◆ WHAT IS REQUIRED ◆
Reproduce all of the records exactly.

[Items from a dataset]
## start
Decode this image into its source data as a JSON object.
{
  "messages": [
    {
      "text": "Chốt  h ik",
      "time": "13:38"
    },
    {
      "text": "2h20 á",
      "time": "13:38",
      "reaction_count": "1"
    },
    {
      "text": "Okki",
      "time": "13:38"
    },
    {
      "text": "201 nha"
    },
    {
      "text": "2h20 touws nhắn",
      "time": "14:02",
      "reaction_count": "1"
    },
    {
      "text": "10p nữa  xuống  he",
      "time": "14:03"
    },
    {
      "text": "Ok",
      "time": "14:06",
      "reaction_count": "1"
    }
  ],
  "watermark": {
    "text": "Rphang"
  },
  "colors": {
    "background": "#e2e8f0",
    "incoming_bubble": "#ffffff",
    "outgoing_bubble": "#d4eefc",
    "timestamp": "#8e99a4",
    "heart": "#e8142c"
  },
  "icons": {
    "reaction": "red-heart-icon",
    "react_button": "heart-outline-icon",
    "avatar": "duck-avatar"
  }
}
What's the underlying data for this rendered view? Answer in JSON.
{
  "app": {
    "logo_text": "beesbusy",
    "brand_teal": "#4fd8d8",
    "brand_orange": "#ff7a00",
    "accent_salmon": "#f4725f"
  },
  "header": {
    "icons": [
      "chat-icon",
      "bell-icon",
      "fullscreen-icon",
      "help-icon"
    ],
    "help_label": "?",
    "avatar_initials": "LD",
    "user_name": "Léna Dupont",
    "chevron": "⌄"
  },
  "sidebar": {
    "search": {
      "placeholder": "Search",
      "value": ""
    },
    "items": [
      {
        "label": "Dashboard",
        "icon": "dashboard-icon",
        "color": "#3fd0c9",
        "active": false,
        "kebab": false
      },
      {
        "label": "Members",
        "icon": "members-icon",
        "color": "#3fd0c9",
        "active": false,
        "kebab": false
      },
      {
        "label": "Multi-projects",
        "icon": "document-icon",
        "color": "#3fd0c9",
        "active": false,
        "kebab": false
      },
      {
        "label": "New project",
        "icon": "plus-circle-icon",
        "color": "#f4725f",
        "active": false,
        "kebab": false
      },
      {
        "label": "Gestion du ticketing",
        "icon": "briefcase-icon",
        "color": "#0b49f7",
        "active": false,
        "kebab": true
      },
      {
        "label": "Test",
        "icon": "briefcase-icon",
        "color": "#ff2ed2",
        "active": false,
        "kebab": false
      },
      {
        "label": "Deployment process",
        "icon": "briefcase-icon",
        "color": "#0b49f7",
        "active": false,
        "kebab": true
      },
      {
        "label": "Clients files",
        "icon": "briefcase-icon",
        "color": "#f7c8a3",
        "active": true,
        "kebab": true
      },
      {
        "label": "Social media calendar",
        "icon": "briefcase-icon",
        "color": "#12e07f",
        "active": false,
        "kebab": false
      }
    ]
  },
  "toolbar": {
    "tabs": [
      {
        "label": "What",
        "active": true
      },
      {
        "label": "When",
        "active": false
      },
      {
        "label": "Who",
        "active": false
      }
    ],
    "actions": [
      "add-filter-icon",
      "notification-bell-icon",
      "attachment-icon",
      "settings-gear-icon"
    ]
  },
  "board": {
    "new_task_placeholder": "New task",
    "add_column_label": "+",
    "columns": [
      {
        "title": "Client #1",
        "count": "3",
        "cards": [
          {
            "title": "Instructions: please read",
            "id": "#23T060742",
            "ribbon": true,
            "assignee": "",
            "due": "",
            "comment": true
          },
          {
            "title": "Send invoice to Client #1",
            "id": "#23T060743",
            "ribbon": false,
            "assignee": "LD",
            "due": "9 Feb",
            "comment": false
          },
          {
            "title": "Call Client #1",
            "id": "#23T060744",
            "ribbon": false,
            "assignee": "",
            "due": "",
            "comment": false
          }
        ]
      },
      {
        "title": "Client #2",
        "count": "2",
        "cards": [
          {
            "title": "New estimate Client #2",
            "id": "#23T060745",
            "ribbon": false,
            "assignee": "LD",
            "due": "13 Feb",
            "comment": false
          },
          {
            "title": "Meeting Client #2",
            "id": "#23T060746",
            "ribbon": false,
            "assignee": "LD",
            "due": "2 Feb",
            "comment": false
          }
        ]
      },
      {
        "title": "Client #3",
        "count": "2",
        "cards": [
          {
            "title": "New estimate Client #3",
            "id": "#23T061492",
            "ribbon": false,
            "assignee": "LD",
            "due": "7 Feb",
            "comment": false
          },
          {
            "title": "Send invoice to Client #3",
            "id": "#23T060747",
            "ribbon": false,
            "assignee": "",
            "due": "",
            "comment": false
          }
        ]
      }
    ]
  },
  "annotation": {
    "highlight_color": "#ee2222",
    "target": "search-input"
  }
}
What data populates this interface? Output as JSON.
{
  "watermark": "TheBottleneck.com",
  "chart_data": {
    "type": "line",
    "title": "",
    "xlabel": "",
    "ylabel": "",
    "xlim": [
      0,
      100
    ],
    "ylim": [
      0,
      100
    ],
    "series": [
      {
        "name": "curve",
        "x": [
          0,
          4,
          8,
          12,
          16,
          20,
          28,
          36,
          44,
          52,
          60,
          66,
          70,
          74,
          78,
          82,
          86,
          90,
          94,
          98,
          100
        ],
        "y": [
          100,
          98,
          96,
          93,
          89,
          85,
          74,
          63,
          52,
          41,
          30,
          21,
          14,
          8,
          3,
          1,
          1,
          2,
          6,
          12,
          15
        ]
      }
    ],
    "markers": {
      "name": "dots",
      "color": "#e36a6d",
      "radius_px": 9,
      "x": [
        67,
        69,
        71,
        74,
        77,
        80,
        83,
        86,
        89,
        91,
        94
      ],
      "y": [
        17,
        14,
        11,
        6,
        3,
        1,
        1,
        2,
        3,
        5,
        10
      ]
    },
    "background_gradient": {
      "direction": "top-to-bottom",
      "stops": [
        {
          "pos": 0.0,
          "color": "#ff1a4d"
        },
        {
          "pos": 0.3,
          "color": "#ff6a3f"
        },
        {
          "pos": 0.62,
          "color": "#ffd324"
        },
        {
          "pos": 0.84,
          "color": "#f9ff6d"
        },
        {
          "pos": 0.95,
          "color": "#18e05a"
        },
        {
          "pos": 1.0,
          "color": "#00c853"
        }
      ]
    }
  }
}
## end
◆ WRITTEN RESPONSE ◆
Decode this image into its source data as a JSON object.
{
  "messages": [
    {
      "text": "Chốt  h ik",
      "time": "13:38"
    },
    {
      "text": "2h20 á",
      "time": "13:38",
      "reaction_count": "1"
    },
    {
      "text": "Okki",
      "time": "13:38"
    },
    {
      "text": "201 nha"
    },
    {
      "text": "2h20 touws nhắn",
      "time": "14:02",
      "reaction_count": "1"
    },
    {
      "text": "10p nữa  xuống  he",
      "time": "14:03"
    },
    {
      "text": "Ok",
      "time": "14:06",
      "reaction_count": "1"
    }
  ],
  "watermark": {
    "text": "Rphang"
  },
  "colors": {
    "background": "#e2e8f0",
    "incoming_bubble": "#ffffff",
    "outgoing_bubble": "#d4eefc",
    "timestamp": "#8e99a4",
    "heart": "#e8142c"
  },
  "icons": {
    "reaction": "red-heart-icon",
    "react_button": "heart-outline-icon",
    "avatar": "duck-avatar"
  }
}
What's the underlying data for this rendered view? Answer in JSON.
{
  "app": {
    "logo_text": "beesbusy",
    "brand_teal": "#4fd8d8",
    "brand_orange": "#ff7a00",
    "accent_salmon": "#f4725f"
  },
  "header": {
    "icons": [
      "chat-icon",
      "bell-icon",
      "fullscreen-icon",
      "help-icon"
    ],
    "help_label": "?",
    "avatar_initials": "LD",
    "user_name": "Léna Dupont",
    "chevron": "⌄"
  },
  "sidebar": {
    "search": {
      "placeholder": "Search",
      "value": ""
    },
    "items": [
      {
        "label": "Dashboard",
        "icon": "dashboard-icon",
        "color": "#3fd0c9",
        "active": false,
        "kebab": false
      },
      {
        "label": "Members",
        "icon": "members-icon",
        "color": "#3fd0c9",
        "active": false,
        "kebab": false
      },
      {
        "label": "Multi-projects",
        "icon": "document-icon",
        "color": "#3fd0c9",
        "active": false,
        "kebab": false
      },
      {
        "label": "New project",
        "icon": "plus-circle-icon",
        "color": "#f4725f",
        "active": false,
        "kebab": false
      },
      {
        "label": "Gestion du ticketing",
        "icon": "briefcase-icon",
        "color": "#0b49f7",
        "active": false,
        "kebab": true
      },
      {
        "label": "Test",
        "icon": "briefcase-icon",
        "color": "#ff2ed2",
        "active": false,
        "kebab": false
      },
      {
        "label": "Deployment process",
        "icon": "briefcase-icon",
        "color": "#0b49f7",
        "active": false,
        "kebab": true
      },
      {
        "label": "Clients files",
        "icon": "briefcase-icon",
        "color": "#f7c8a3",
        "active": true,
        "kebab": true
      },
      {
        "label": "Social media calendar",
        "icon": "briefcase-icon",
        "color": "#12e07f",
        "active": false,
        "kebab": false
      }
    ]
  },
  "toolbar": {
    "tabs": [
      {
        "label": "What",
        "active": true
      },
      {
        "label": "When",
        "active": false
      },
      {
        "label": "Who",
        "active": false
      }
    ],
    "actions": [
      "add-filter-icon",
      "notification-bell-icon",
      "attachment-icon",
      "settings-gear-icon"
    ]
  },
  "board": {
    "new_task_placeholder": "New task",
    "add_column_label": "+",
    "columns": [
      {
        "title": "Client #1",
        "count": "3",
        "cards": [
          {
            "title": "Instructions: please read",
            "id": "#23T060742",
            "ribbon": true,
            "assignee": "",
            "due": "",
            "comment": true
          },
          {
            "title": "Send invoice to Client #1",
            "id": "#23T060743",
            "ribbon": false,
            "assignee": "LD",
            "due": "9 Feb",
            "comment": false
          },
          {
            "title": "Call Client #1",
            "id": "#23T060744",
            "ribbon": false,
            "assignee": "",
            "due": "",
            "comment": false
          }
        ]
      },
      {
        "title": "Client #2",
        "count": "2",
        "cards": [
          {
            "title": "New estimate Client #2",
            "id": "#23T060745",
            "ribbon": false,
            "assignee": "LD",
            "due": "13 Feb",
            "comment": false
          },
          {
            "title": "Meeting Client #2",
            "id": "#23T060746",
            "ribbon": false,
            "assignee": "LD",
            "due": "2 Feb",
            "comment": false
          }
        ]
      },
      {
        "title": "Client #3",
        "count": "2",
        "cards": [
          {
            "title": "New estimate Client #3",
            "id": "#23T061492",
            "ribbon": false,
            "assignee": "LD",
            "due": "7 Feb",
            "comment": false
          },
          {
            "title": "Send invoice to Client #3",
            "id": "#23T060747",
            "ribbon": false,
            "assignee": "",
            "due": "",
            "comment": false
          }
        ]
      }
    ]
  },
  "annotation": {
    "highlight_color": "#ee2222",
    "target": "search-input"
  }
}
What data populates this interface? Output as JSON.
{
  "watermark": "TheBottleneck.com",
  "chart_data": {
    "type": "line",
    "title": "",
    "xlabel": "",
    "ylabel": "",
    "xlim": [
      0,
      100
    ],
    "ylim": [
      0,
      100
    ],
    "series": [
      {
        "name": "curve",
        "x": [
          0,
          4,
          8,
          12,
          16,
          20,
          28,
          36,
          44,
          52,
          60,
          66,
          70,
          74,
          78,
          82,
          86,
          90,
          94,
          98,
          100
        ],
        "y": [
          100,
          98,
          96,
          93,
          89,
          85,
          74,
          63,
          52,
          41,
          30,
          21,
          14,
          8,
          3,
          1,
          1,
          2,
          6,
          12,
          15
        ]
      }
    ],
    "markers": {
      "name": "dots",
      "color": "#e36a6d",
      "radius_px": 9,
      "x": [
        67,
        69,
        71,
        74,
        77,
        80,
        83,
        86,
        89,
        91,
        94
      ],
      "y": [
        17,
        14,
        11,
        6,
        3,
        1,
        1,
        2,
        3,
        5,
        10
      ]
    },
    "background_gradient": {
      "direction": "top-to-bottom",
      "stops": [
        {
          "pos": 0.0,
          "color": "#ff1a4d"
        },
        {
          "pos": 0.3,
          "color": "#ff6a3f"
        },
        {
          "pos": 0.62,
          "color": "#ffd324"
        },
        {
          "pos": 0.84,
          "color": "#f9ff6d"
        },
        {
          "pos": 0.95,
          "color": "#18e05a"
        },
        {
          "pos": 1.0,
          "color": "#00c853"
        }
      ]
    }
  }
}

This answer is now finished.